▸ **Exercise description**
Which lines below hold the word "износа"? Copy all of them.

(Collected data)
· · · · · · ·

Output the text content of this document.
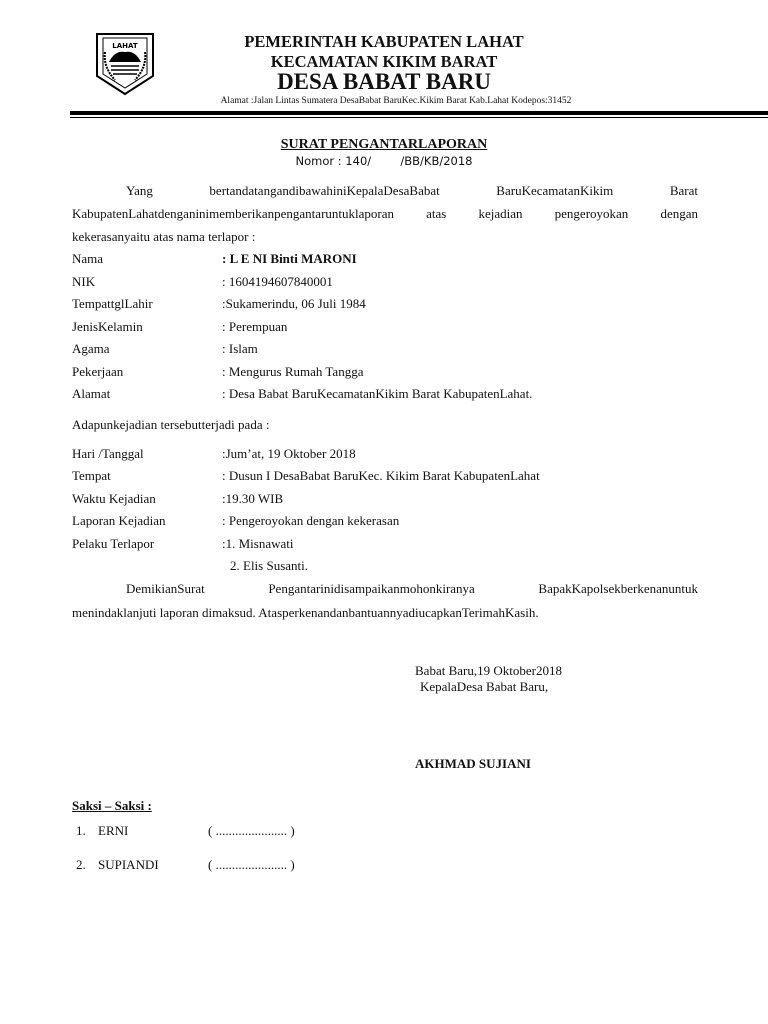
LAHAT	PEMERINTAH KABUPATEN LAHAT
KECAMATAN KIKIM BARAT
DESA BABAT BARU
Alamat :Jalan Lintas Sumatera DesaBabat BaruKec.Kikim Barat Kab.Lahat Kodepos:31452
SURAT PENGANTARLAPORAN
Nomor : 140/        /BB/KB/2018
Yang bertandatangandibawahiniKepalaDesaBabat BaruKecamatanKikim Barat
KabupatenLahatdenganinimemberikanpengantaruntuklaporan atas kejadian pengeroyokan dengan
kekerasanyaitu atas nama terlapor :
Nama	: L E NI Binti MARONI
NIK	: 1604194607840001
TempattglLahir	:Sukamerindu, 06 Juli 1984
JenisKelamin	: Perempuan
Agama	: Islam
Pekerjaan	: Mengurus Rumah Tangga
Alamat	: Desa Babat BaruKecamatanKikim Barat KabupatenLahat.
Adapunkejadian tersebutterjadi pada :
Hari /Tanggal	:Jum’at, 19 Oktober 2018
Tempat	: Dusun I DesaBabat BaruKec. Kikim Barat KabupatenLahat
Waktu Kejadian	:19.30 WIB
Laporan Kejadian	: Pengeroyokan dengan kekerasan
Pelaku Terlapor	:1. Misnawati
2. Elis Susanti.
DemikianSurat Pengantarinidisampaikanmohonkiranya BapakKapolsekberkenanuntuk
menindaklanjuti laporan dimaksud. AtasperkenandanbantuannyadiucapkanTerimahKasih.
Babat Baru,19 Oktober2018
KepalaDesa Babat Baru,
AKHMAD SUJIANI
Saksi – Saksi :
1. ERNI	( ...................... )
2. SUPIANDI	( ...................... )
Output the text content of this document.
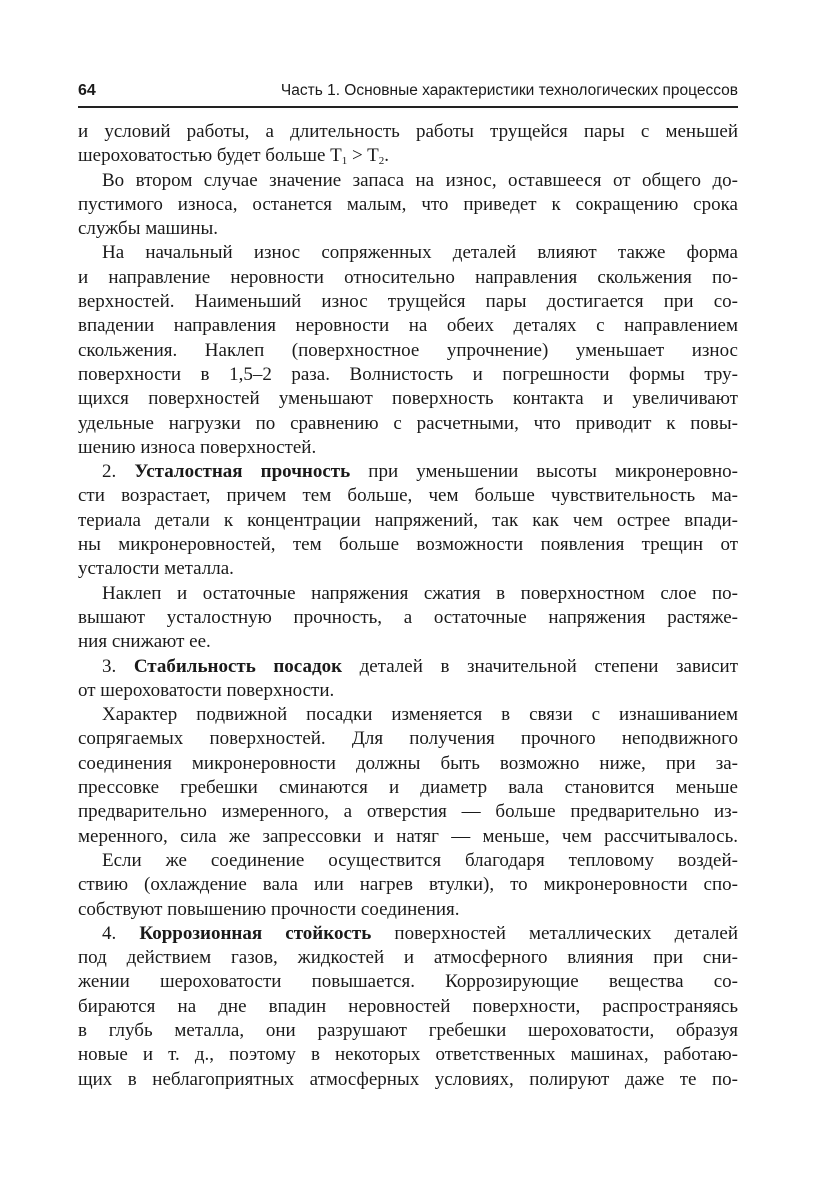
64	Часть 1. Основные характеристики технологических процессов
и условий работы, а длительность работы трущейся пары с меньшей
шероховатостью будет больше $T_1 > T_2$.
Во втором случае значение запаса на износ, оставшееся от общего до-
пустимого износа, останется малым, что приведет к сокращению срока
службы машины.
На начальный износ сопряженных деталей влияют также форма
и направление неровности относительно направления скольжения по-
верхностей. Наименьший износ трущейся пары достигается при со-
впадении направления неровности на обеих деталях с направлением
скольжения. Наклеп (поверхностное упрочнение) уменьшает износ
поверхности в 1,5–2 раза. Волнистость и погрешности формы тру-
щихся поверхностей уменьшают поверхность контакта и увеличивают
удельные нагрузки по сравнению с расчетными, что приводит к повы-
шению износа поверхностей.
2. Усталостная прочность при уменьшении высоты микронеровно-
сти возрастает, причем тем больше, чем больше чувствительность ма-
териала детали к концентрации напряжений, так как чем острее впади-
ны микронеровностей, тем больше возможности появления трещин от
усталости металла.
Наклеп и остаточные напряжения сжатия в поверхностном слое по-
вышают усталостную прочность, а остаточные напряжения растяже-
ния снижают ее.
3. Стабильность посадок деталей в значительной степени зависит
от шероховатости поверхности.
Характер подвижной посадки изменяется в связи с изнашиванием
сопрягаемых поверхностей. Для получения прочного неподвижного
соединения микронеровности должны быть возможно ниже, при за-
прессовке гребешки сминаются и диаметр вала становится меньше
предварительно измеренного, а отверстия — больше предварительно из-
меренного, сила же запрессовки и натяг — меньше, чем рассчитывалось.
Если же соединение осуществится благодаря тепловому воздей-
ствию (охлаждение вала или нагрев втулки), то микронеровности спо-
собствуют повышению прочности соединения.
4. Коррозионная стойкость поверхностей металлических деталей
под действием газов, жидкостей и атмосферного влияния при сни-
жении шероховатости повышается. Коррозирующие вещества со-
бираются на дне впадин неровностей поверхности, распространяясь
в глубь металла, они разрушают гребешки шероховатости, образуя
новые и т. д., поэтому в некоторых ответственных машинах, работаю-
щих в неблагоприятных атмосферных условиях, полируют даже те по-
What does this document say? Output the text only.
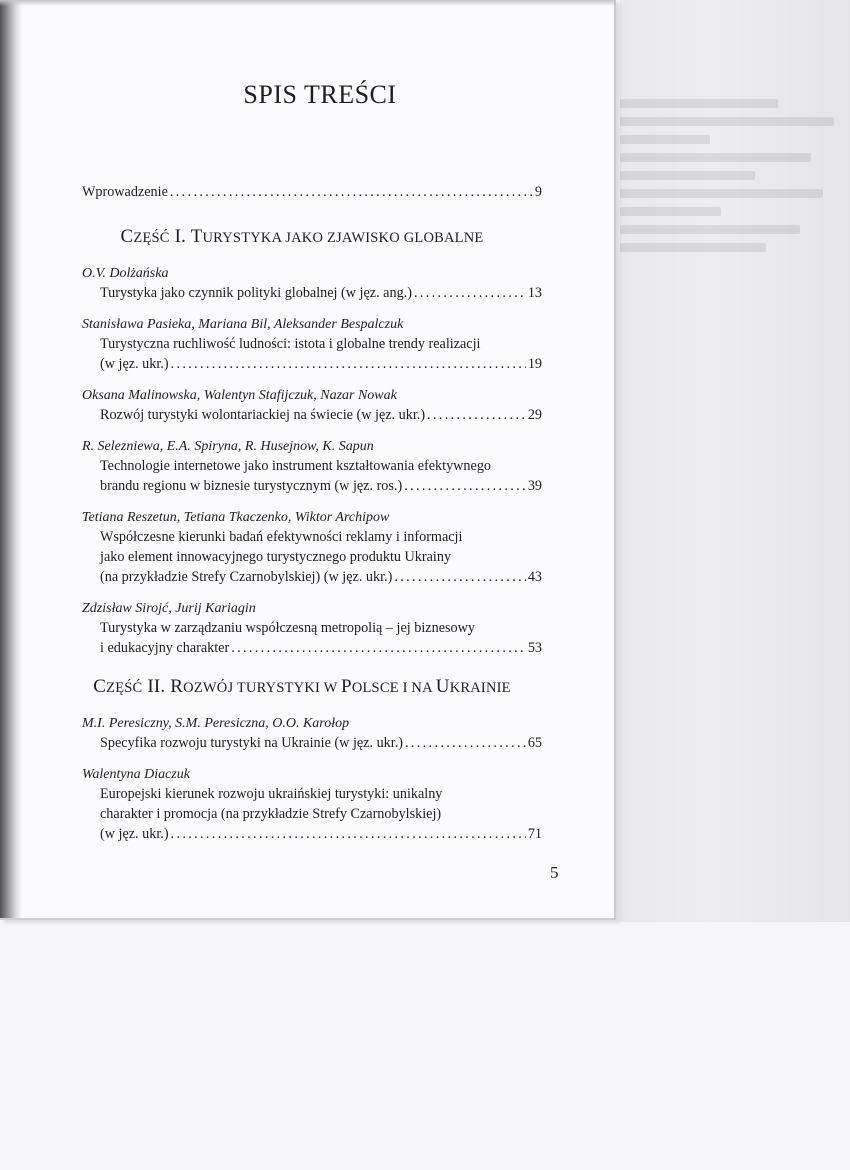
SPIS TREŚCI
Wprowadzenie . . .	9
CZĘŚĆ I. TURYSTYKA JAKO ZJAWISKO GLOBALNE
O.V. Dolżańska
Turystyka jako czynnik polityki globalnej (w jęz. ang.) . . .	13
Stanisława Pasieka, Mariana Bil, Aleksander Bespalczuk
Turystyczna ruchliwość ludności: istota i globalne trendy realizacji
(w jęz. ukr.) . . .	19
Oksana Malinowska, Walentyn Stafijczuk, Nazar Nowak
Rozwój turystyki wolontariackiej na świecie (w jęz. ukr.) . . .	29
R. Selezniewa, E.A. Spiryna, R. Husejnow, K. Sapun
Technologie internetowe jako instrument kształtowania efektywnego
brandu regionu w biznesie turystycznym (w jęz. ros.) . . .	39
Tetiana Reszetun, Tetiana Tkaczenko, Wiktor Archipow
Współczesne kierunki badań efektywności reklamy i informacji
jako element innowacyjnego turystycznego produktu Ukrainy
(na przykładzie Strefy Czarnobylskiej) (w jęz. ukr.) . . .	43
Zdzisław Sirojć, Jurij Kariagin
Turystyka w zarządzaniu współczesną metropolią – jej biznesowy
i edukacyjny charakter . . .	53
CZĘŚĆ II. ROZWÓJ TURYSTYKI W POLSCE I NA UKRAINIE
M.I. Peresiczny, S.M. Peresiczna, O.O. Karołop
Specyfika rozwoju turystyki na Ukrainie (w jęz. ukr.) . . .	65
Walentyna Diaczuk
Europejski kierunek rozwoju ukraińskiej turystyki: unikalny
charakter i promocja (na przykładzie Strefy Czarnobylskiej)
(w jęz. ukr.) . . .	71
5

· · · · · · ·

▸ **Solution for this problem**
пустимого износа, останется малым, что приведет к сокращению срока
шению износа поверхностей.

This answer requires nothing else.